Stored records
— START —

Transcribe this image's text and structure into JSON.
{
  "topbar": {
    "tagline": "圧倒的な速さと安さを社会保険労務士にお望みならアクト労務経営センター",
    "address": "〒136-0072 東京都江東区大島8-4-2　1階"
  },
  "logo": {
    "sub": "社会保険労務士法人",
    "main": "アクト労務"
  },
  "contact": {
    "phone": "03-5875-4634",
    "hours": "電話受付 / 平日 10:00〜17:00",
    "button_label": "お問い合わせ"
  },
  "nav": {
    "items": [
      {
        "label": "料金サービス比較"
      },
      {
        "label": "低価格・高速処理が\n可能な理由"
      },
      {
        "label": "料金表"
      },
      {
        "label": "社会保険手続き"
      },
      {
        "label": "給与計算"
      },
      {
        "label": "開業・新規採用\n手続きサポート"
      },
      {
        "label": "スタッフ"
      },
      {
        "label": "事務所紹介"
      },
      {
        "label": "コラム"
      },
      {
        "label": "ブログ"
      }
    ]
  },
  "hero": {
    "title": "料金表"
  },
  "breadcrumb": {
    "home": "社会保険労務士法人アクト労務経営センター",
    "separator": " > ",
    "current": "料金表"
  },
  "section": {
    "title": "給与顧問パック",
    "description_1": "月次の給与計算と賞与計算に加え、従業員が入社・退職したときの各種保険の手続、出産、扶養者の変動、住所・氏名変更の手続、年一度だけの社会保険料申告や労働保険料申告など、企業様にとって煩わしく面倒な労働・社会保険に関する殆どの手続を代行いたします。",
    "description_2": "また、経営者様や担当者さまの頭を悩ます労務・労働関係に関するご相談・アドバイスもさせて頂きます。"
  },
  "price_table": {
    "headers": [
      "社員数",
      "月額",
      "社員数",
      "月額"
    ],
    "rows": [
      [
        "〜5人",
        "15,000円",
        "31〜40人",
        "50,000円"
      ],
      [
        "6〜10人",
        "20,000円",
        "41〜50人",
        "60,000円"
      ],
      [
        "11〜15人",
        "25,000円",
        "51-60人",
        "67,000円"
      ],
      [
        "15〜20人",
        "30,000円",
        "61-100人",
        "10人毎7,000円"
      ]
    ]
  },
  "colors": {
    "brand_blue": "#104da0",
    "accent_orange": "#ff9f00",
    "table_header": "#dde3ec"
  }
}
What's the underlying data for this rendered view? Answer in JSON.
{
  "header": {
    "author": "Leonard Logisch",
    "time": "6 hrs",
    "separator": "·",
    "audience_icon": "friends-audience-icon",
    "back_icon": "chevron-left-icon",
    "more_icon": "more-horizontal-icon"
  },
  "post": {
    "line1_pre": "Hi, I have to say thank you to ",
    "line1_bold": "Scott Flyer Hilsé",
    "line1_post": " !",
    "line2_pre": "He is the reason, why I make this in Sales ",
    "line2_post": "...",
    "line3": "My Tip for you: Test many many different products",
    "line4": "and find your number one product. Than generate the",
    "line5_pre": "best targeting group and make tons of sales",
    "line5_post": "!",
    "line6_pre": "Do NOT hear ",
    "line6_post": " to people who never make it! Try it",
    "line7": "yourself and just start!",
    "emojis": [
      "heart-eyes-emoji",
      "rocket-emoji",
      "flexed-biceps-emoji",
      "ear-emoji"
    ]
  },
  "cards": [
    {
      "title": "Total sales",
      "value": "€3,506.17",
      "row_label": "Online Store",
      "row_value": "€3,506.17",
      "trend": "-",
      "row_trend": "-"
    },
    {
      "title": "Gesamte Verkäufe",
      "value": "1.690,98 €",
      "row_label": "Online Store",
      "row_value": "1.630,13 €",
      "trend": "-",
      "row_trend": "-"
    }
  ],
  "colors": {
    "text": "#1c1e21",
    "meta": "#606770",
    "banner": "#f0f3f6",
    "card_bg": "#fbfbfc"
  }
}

— END —

• **WHAT IS ASKED**:
List the lines of the records where "JSON" occurs.

• **EXERCISE RESPONSE**:
Transcribe this image's text and structure into JSON.
What's the underlying data for this rendered view? Answer in JSON.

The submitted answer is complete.